# Exercise directions
Retype all of the listing exactly, passing over any picture you find.

** START **

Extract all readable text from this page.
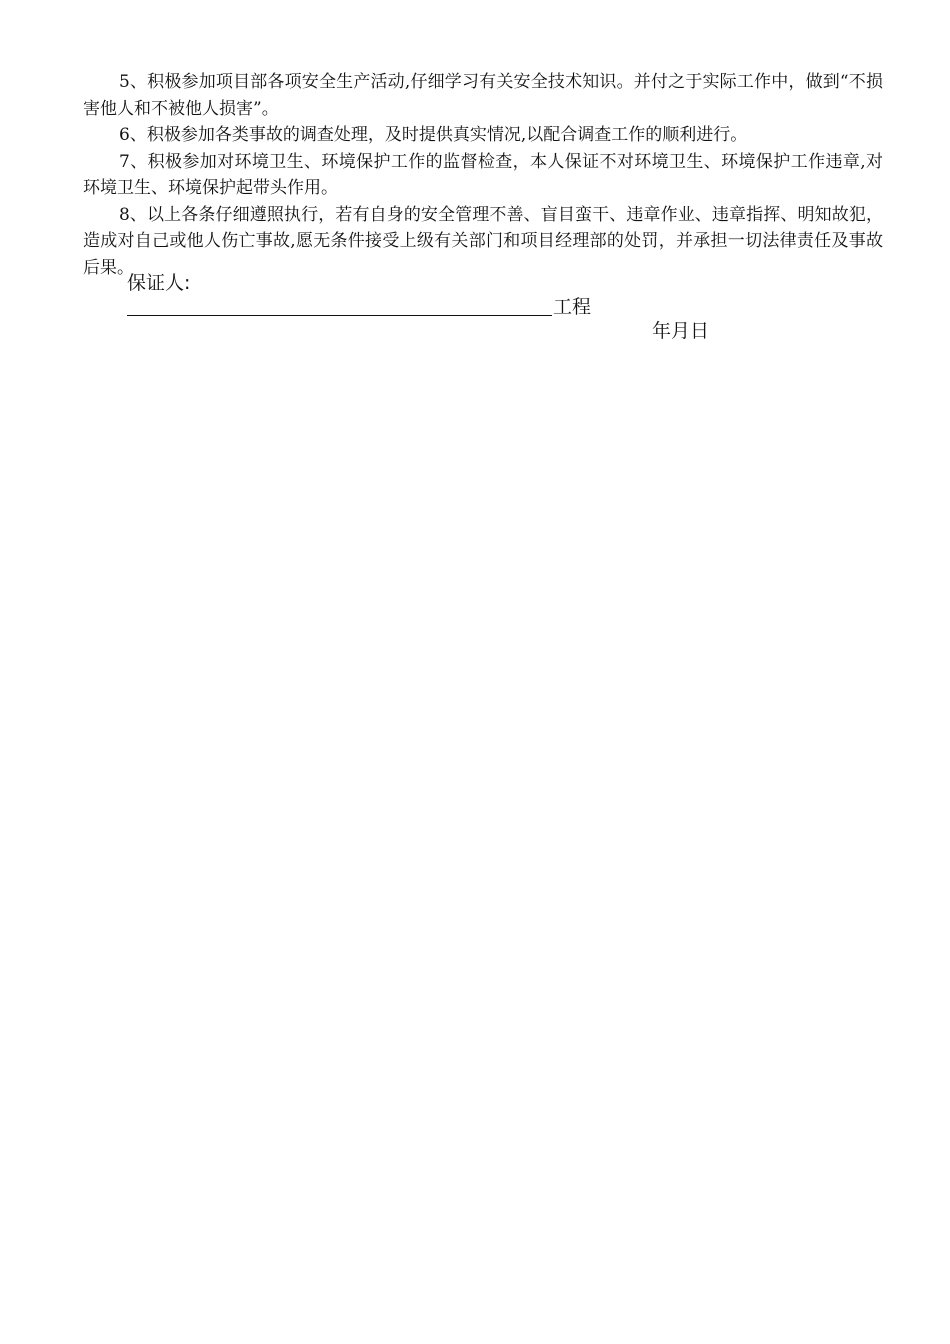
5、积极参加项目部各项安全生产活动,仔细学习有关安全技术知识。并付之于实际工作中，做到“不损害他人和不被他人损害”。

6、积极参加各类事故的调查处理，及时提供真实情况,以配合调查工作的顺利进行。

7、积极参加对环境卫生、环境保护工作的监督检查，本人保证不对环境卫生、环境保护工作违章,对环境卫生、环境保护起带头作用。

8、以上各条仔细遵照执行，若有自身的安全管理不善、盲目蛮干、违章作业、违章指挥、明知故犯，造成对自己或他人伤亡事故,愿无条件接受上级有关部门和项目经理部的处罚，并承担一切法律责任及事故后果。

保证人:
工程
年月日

** END **

# Solution to this exercise
Extract all readable text from this page.
5、积极参加项目部各项安全生产活动,仔细学习有关安全技术知识。并付之于实际工作中，做到“不损害他人和不被他人损害”。

6、积极参加各类事故的调查处理，及时提供真实情况,以配合调查工作的顺利进行。

7、积极参加对环境卫生、环境保护工作的监督检查，本人保证不对环境卫生、环境保护工作违章,对环境卫生、环境保护起带头作用。

8、以上各条仔细遵照执行，若有自身的安全管理不善、盲目蛮干、违章作业、违章指挥、明知故犯，造成对自己或他人伤亡事故,愿无条件接受上级有关部门和项目经理部的处罚，并承担一切法律责任及事故后果。

保证人:
工程
年月日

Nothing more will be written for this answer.